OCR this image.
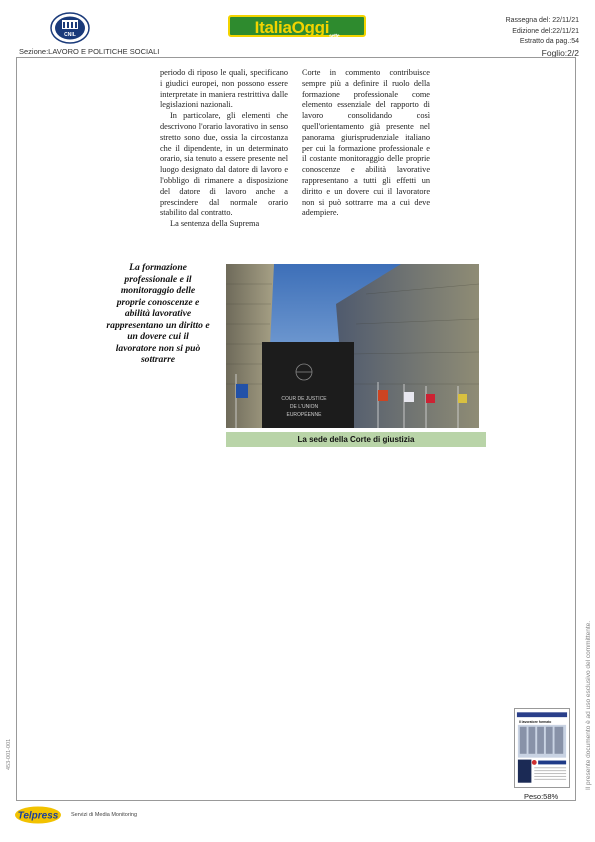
CNIL	ItaliaOggi$_{sette}$
Sezione:LAVORO E POLITICHE SOCIALI
Rassegna del: 22/11/21
Edizione del:22/11/21
Estratto da pag.:54
Foglio:2/2

periodo di riposo le quali, specificano i giudici europei, non possono essere interpretate in maniera restrittiva dalle legislazioni nazionali.

In particolare, gli elementi che descrivono l'orario lavorativo in senso stretto sono due, ossia la circostanza che il dipendente, in un determinato orario, sia tenuto a essere presente nel luogo designato dal datore di lavoro e l'obbligo di rimanere a disposizione del datore di lavoro anche a prescindere dal normale orario stabilito dal contratto.

La sentenza della Suprema

Corte in commento contribuisce sempre più a definire il ruolo della formazione professionale come elemento essenziale del rapporto di lavoro consolidando così quell'orientamento già presente nel panorama giurisprudenziale italiano per cui la formazione professionale e il costante monitoraggio delle proprie conoscenze e abilità lavorative rappresentano a tutti gli effetti un diritto e un dovere cui il lavoratore non si può sottrarre ma a cui deve adempiere.

La formazione professionale e il monitoraggio delle proprie conoscenze e abilità lavorative rappresentano un diritto e un dovere cui il lavoratore non si può sottrarre
COUR DE JUSTICE
DE L'UNION
EUROPÉENNE
La sede della Corte di giustizia
Il presente documento è ad uso esclusivo del committente.
453-001-001
Il lavoratore formato
Peso:58%
Telpress Servizi di Media Monitoring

• _Exercise aim_: Omit every picture, then repeat the remaining data exactly as it appears above.

• _Expected output_:
OCR this image.
CNIL	ItaliaOggi$_{sette}$
Sezione:LAVORO E POLITICHE SOCIALI
Rassegna del: 22/11/21
Edizione del:22/11/21
Estratto da pag.:54
Foglio:2/2

periodo di riposo le quali, specificano i giudici europei, non possono essere interpretate in maniera restrittiva dalle legislazioni nazionali.

In particolare, gli elementi che descrivono l'orario lavorativo in senso stretto sono due, ossia la circostanza che il dipendente, in un determinato orario, sia tenuto a essere presente nel luogo designato dal datore di lavoro e l'obbligo di rimanere a disposizione del datore di lavoro anche a prescindere dal normale orario stabilito dal contratto.

La sentenza della Suprema

Corte in commento contribuisce sempre più a definire il ruolo della formazione professionale come elemento essenziale del rapporto di lavoro consolidando così quell'orientamento già presente nel panorama giurisprudenziale italiano per cui la formazione professionale e il costante monitoraggio delle proprie conoscenze e abilità lavorative rappresentano a tutti gli effetti un diritto e un dovere cui il lavoratore non si può sottrarre ma a cui deve adempiere.

La formazione professionale e il monitoraggio delle proprie conoscenze e abilità lavorative rappresentano un diritto e un dovere cui il lavoratore non si può sottrarre
COUR DE JUSTICE
DE L'UNION
EUROPÉENNE
La sede della Corte di giustizia
Il presente documento è ad uso esclusivo del committente.
453-001-001
Il lavoratore formato
Peso:58%
Telpress Servizi di Media Monitoring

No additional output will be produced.